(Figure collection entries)
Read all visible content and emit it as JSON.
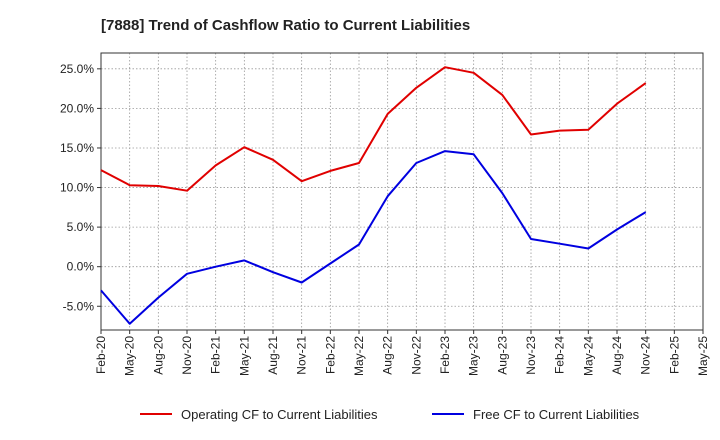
{
  "chart_data": {
    "type": "line",
    "title": "[7888]  Trend of Cashflow Ratio to Current Liabilities",
    "xlabel": "",
    "ylabel": "",
    "x": [
      "Feb-20",
      "May-20",
      "Aug-20",
      "Nov-20",
      "Feb-21",
      "May-21",
      "Aug-21",
      "Nov-21",
      "Feb-22",
      "May-22",
      "Aug-22",
      "Nov-22",
      "Feb-23",
      "May-23",
      "Aug-23",
      "Nov-23",
      "Feb-24",
      "May-24",
      "Aug-24",
      "Nov-24",
      "Feb-25",
      "May-25"
    ],
    "y_ticks": [
      "25.0%",
      "20.0%",
      "15.0%",
      "10.0%",
      "5.0%",
      "0.0%",
      "-5.0%"
    ],
    "y_tick_values": [
      25,
      20,
      15,
      10,
      5,
      0,
      -5
    ],
    "ylim": [
      -8,
      27
    ],
    "grid": true,
    "legend_position": "bottom",
    "series": [
      {
        "name": "Operating CF to Current Liabilities",
        "color": "#e00000",
        "values": [
          12.2,
          10.3,
          10.2,
          9.6,
          12.8,
          15.1,
          13.5,
          10.8,
          12.1,
          13.1,
          19.3,
          22.6,
          25.2,
          24.5,
          21.7,
          16.7,
          17.2,
          17.3,
          20.6,
          23.2,
          null,
          null
        ]
      },
      {
        "name": "Free CF to Current Liabilities",
        "color": "#0000e0",
        "values": [
          -3.0,
          -7.2,
          -3.9,
          -0.9,
          0.0,
          0.8,
          -0.7,
          -2.0,
          0.4,
          2.8,
          8.9,
          13.1,
          14.6,
          14.2,
          9.3,
          3.5,
          2.9,
          2.3,
          4.7,
          6.9,
          null,
          null
        ]
      }
    ]
  }
}
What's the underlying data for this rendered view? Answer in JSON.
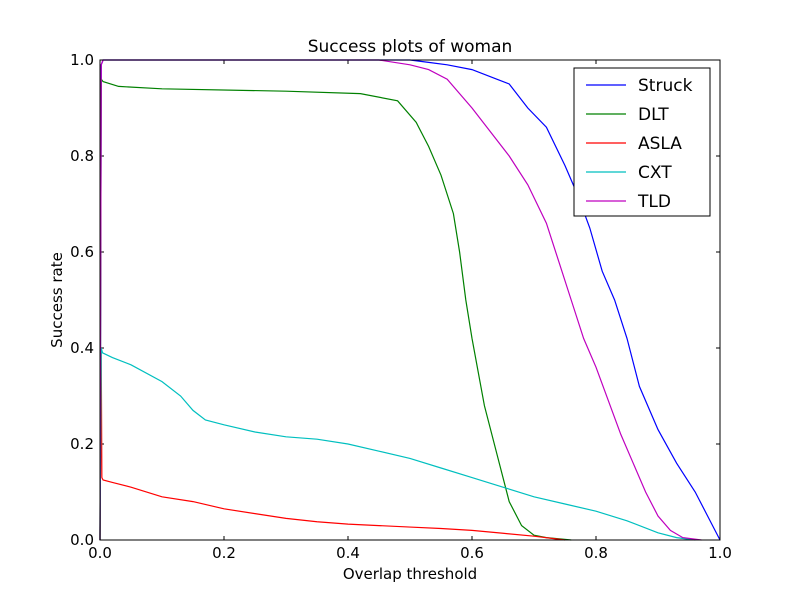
{
  "chart_data": {
    "type": "line",
    "title": "Success plots of woman",
    "xlabel": "Overlap threshold",
    "ylabel": "Success rate",
    "xlim": [
      0,
      1
    ],
    "ylim": [
      0,
      1
    ],
    "xticks": [
      "0.0",
      "0.2",
      "0.4",
      "0.6",
      "0.8",
      "1.0"
    ],
    "yticks": [
      "0.0",
      "0.2",
      "0.4",
      "0.6",
      "0.8",
      "1.0"
    ],
    "grid": false,
    "legend_position": "top-right",
    "series": [
      {
        "name": "Struck",
        "color": "#0000ff",
        "x": [
          0,
          0.002,
          0.005,
          0.46,
          0.5,
          0.53,
          0.56,
          0.6,
          0.64,
          0.66,
          0.69,
          0.72,
          0.75,
          0.77,
          0.79,
          0.81,
          0.83,
          0.85,
          0.87,
          0.9,
          0.93,
          0.96,
          0.98,
          1.0
        ],
        "y": [
          0.0,
          0.99,
          1.0,
          1.0,
          1.0,
          0.995,
          0.99,
          0.98,
          0.96,
          0.95,
          0.9,
          0.86,
          0.78,
          0.72,
          0.65,
          0.56,
          0.5,
          0.42,
          0.32,
          0.23,
          0.16,
          0.1,
          0.05,
          0.0
        ]
      },
      {
        "name": "DLT",
        "color": "#008000",
        "x": [
          0,
          0.002,
          0.005,
          0.03,
          0.1,
          0.3,
          0.42,
          0.48,
          0.51,
          0.53,
          0.55,
          0.57,
          0.58,
          0.59,
          0.6,
          0.61,
          0.62,
          0.64,
          0.66,
          0.68,
          0.7,
          0.72,
          0.76
        ],
        "y": [
          0.0,
          0.96,
          0.955,
          0.945,
          0.94,
          0.935,
          0.93,
          0.915,
          0.87,
          0.82,
          0.76,
          0.68,
          0.6,
          0.5,
          0.42,
          0.35,
          0.28,
          0.18,
          0.08,
          0.03,
          0.01,
          0.005,
          0.0
        ]
      },
      {
        "name": "ASLA",
        "color": "#ff0000",
        "x": [
          0,
          0.002,
          0.003,
          0.005,
          0.02,
          0.05,
          0.1,
          0.15,
          0.2,
          0.25,
          0.3,
          0.35,
          0.4,
          0.45,
          0.5,
          0.55,
          0.6,
          0.65,
          0.7,
          0.75
        ],
        "y": [
          0.0,
          0.39,
          0.13,
          0.125,
          0.12,
          0.11,
          0.09,
          0.08,
          0.065,
          0.055,
          0.045,
          0.038,
          0.033,
          0.03,
          0.027,
          0.024,
          0.02,
          0.014,
          0.008,
          0.0
        ]
      },
      {
        "name": "CXT",
        "color": "#00bfbf",
        "x": [
          0,
          0.002,
          0.004,
          0.02,
          0.05,
          0.1,
          0.13,
          0.15,
          0.17,
          0.2,
          0.25,
          0.3,
          0.35,
          0.4,
          0.45,
          0.5,
          0.55,
          0.6,
          0.65,
          0.7,
          0.75,
          0.8,
          0.85,
          0.9,
          0.93,
          0.96
        ],
        "y": [
          0.0,
          0.4,
          0.39,
          0.38,
          0.365,
          0.33,
          0.3,
          0.27,
          0.25,
          0.24,
          0.225,
          0.215,
          0.21,
          0.2,
          0.185,
          0.17,
          0.15,
          0.13,
          0.11,
          0.09,
          0.075,
          0.06,
          0.04,
          0.015,
          0.005,
          0.0
        ]
      },
      {
        "name": "TLD",
        "color": "#bf00bf",
        "x": [
          0,
          0.002,
          0.005,
          0.45,
          0.5,
          0.53,
          0.56,
          0.58,
          0.6,
          0.63,
          0.66,
          0.69,
          0.72,
          0.74,
          0.76,
          0.78,
          0.8,
          0.82,
          0.84,
          0.86,
          0.88,
          0.9,
          0.92,
          0.94,
          0.97
        ],
        "y": [
          0.0,
          0.99,
          1.0,
          1.0,
          0.99,
          0.98,
          0.96,
          0.93,
          0.9,
          0.85,
          0.8,
          0.74,
          0.66,
          0.58,
          0.5,
          0.42,
          0.36,
          0.29,
          0.22,
          0.16,
          0.1,
          0.05,
          0.02,
          0.005,
          0.0
        ]
      }
    ]
  }
}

**OBJECTIVE**
Write the records out once more, exactly as they appear, with no pictures.

**SOLVED PROBLEM**
Read all visible content and emit it as JSON.
{
  "chart_data": {
    "type": "line",
    "title": "[7888]  Trend of Cashflow Ratio to Current Liabilities",
    "xlabel": "",
    "ylabel": "",
    "x": [
      "Feb-20",
      "May-20",
      "Aug-20",
      "Nov-20",
      "Feb-21",
      "May-21",
      "Aug-21",
      "Nov-21",
      "Feb-22",
      "May-22",
      "Aug-22",
      "Nov-22",
      "Feb-23",
      "May-23",
      "Aug-23",
      "Nov-23",
      "Feb-24",
      "May-24",
      "Aug-24",
      "Nov-24",
      "Feb-25",
      "May-25"
    ],
    "y_ticks": [
      "25.0%",
      "20.0%",
      "15.0%",
      "10.0%",
      "5.0%",
      "0.0%",
      "-5.0%"
    ],
    "y_tick_values": [
      25,
      20,
      15,
      10,
      5,
      0,
      -5
    ],
    "ylim": [
      -8,
      27
    ],
    "grid": true,
    "legend_position": "bottom",
    "series": [
      {
        "name": "Operating CF to Current Liabilities",
        "color": "#e00000",
        "values": [
          12.2,
          10.3,
          10.2,
          9.6,
          12.8,
          15.1,
          13.5,
          10.8,
          12.1,
          13.1,
          19.3,
          22.6,
          25.2,
          24.5,
          21.7,
          16.7,
          17.2,
          17.3,
          20.6,
          23.2,
          null,
          null
        ]
      },
      {
        "name": "Free CF to Current Liabilities",
        "color": "#0000e0",
        "values": [
          -3.0,
          -7.2,
          -3.9,
          -0.9,
          0.0,
          0.8,
          -0.7,
          -2.0,
          0.4,
          2.8,
          8.9,
          13.1,
          14.6,
          14.2,
          9.3,
          3.5,
          2.9,
          2.3,
          4.7,
          6.9,
          null,
          null
        ]
      }
    ]
  }
}
What's the underlying data for this rendered view? Answer in JSON.
{
  "chart_data": {
    "type": "line",
    "title": "Success plots of woman",
    "xlabel": "Overlap threshold",
    "ylabel": "Success rate",
    "xlim": [
      0,
      1
    ],
    "ylim": [
      0,
      1
    ],
    "xticks": [
      "0.0",
      "0.2",
      "0.4",
      "0.6",
      "0.8",
      "1.0"
    ],
    "yticks": [
      "0.0",
      "0.2",
      "0.4",
      "0.6",
      "0.8",
      "1.0"
    ],
    "grid": false,
    "legend_position": "top-right",
    "series": [
      {
        "name": "Struck",
        "color": "#0000ff",
        "x": [
          0,
          0.002,
          0.005,
          0.46,
          0.5,
          0.53,
          0.56,
          0.6,
          0.64,
          0.66,
          0.69,
          0.72,
          0.75,
          0.77,
          0.79,
          0.81,
          0.83,
          0.85,
          0.87,
          0.9,
          0.93,
          0.96,
          0.98,
          1.0
        ],
        "y": [
          0.0,
          0.99,
          1.0,
          1.0,
          1.0,
          0.995,
          0.99,
          0.98,
          0.96,
          0.95,
          0.9,
          0.86,
          0.78,
          0.72,
          0.65,
          0.56,
          0.5,
          0.42,
          0.32,
          0.23,
          0.16,
          0.1,
          0.05,
          0.0
        ]
      },
      {
        "name": "DLT",
        "color": "#008000",
        "x": [
          0,
          0.002,
          0.005,
          0.03,
          0.1,
          0.3,
          0.42,
          0.48,
          0.51,
          0.53,
          0.55,
          0.57,
          0.58,
          0.59,
          0.6,
          0.61,
          0.62,
          0.64,
          0.66,
          0.68,
          0.7,
          0.72,
          0.76
        ],
        "y": [
          0.0,
          0.96,
          0.955,
          0.945,
          0.94,
          0.935,
          0.93,
          0.915,
          0.87,
          0.82,
          0.76,
          0.68,
          0.6,
          0.5,
          0.42,
          0.35,
          0.28,
          0.18,
          0.08,
          0.03,
          0.01,
          0.005,
          0.0
        ]
      },
      {
        "name": "ASLA",
        "color": "#ff0000",
        "x": [
          0,
          0.002,
          0.003,
          0.005,
          0.02,
          0.05,
          0.1,
          0.15,
          0.2,
          0.25,
          0.3,
          0.35,
          0.4,
          0.45,
          0.5,
          0.55,
          0.6,
          0.65,
          0.7,
          0.75
        ],
        "y": [
          0.0,
          0.39,
          0.13,
          0.125,
          0.12,
          0.11,
          0.09,
          0.08,
          0.065,
          0.055,
          0.045,
          0.038,
          0.033,
          0.03,
          0.027,
          0.024,
          0.02,
          0.014,
          0.008,
          0.0
        ]
      },
      {
        "name": "CXT",
        "color": "#00bfbf",
        "x": [
          0,
          0.002,
          0.004,
          0.02,
          0.05,
          0.1,
          0.13,
          0.15,
          0.17,
          0.2,
          0.25,
          0.3,
          0.35,
          0.4,
          0.45,
          0.5,
          0.55,
          0.6,
          0.65,
          0.7,
          0.75,
          0.8,
          0.85,
          0.9,
          0.93,
          0.96
        ],
        "y": [
          0.0,
          0.4,
          0.39,
          0.38,
          0.365,
          0.33,
          0.3,
          0.27,
          0.25,
          0.24,
          0.225,
          0.215,
          0.21,
          0.2,
          0.185,
          0.17,
          0.15,
          0.13,
          0.11,
          0.09,
          0.075,
          0.06,
          0.04,
          0.015,
          0.005,
          0.0
        ]
      },
      {
        "name": "TLD",
        "color": "#bf00bf",
        "x": [
          0,
          0.002,
          0.005,
          0.45,
          0.5,
          0.53,
          0.56,
          0.58,
          0.6,
          0.63,
          0.66,
          0.69,
          0.72,
          0.74,
          0.76,
          0.78,
          0.8,
          0.82,
          0.84,
          0.86,
          0.88,
          0.9,
          0.92,
          0.94,
          0.97
        ],
        "y": [
          0.0,
          0.99,
          1.0,
          1.0,
          0.99,
          0.98,
          0.96,
          0.93,
          0.9,
          0.85,
          0.8,
          0.74,
          0.66,
          0.58,
          0.5,
          0.42,
          0.36,
          0.29,
          0.22,
          0.16,
          0.1,
          0.05,
          0.02,
          0.005,
          0.0
        ]
      }
    ]
  }
}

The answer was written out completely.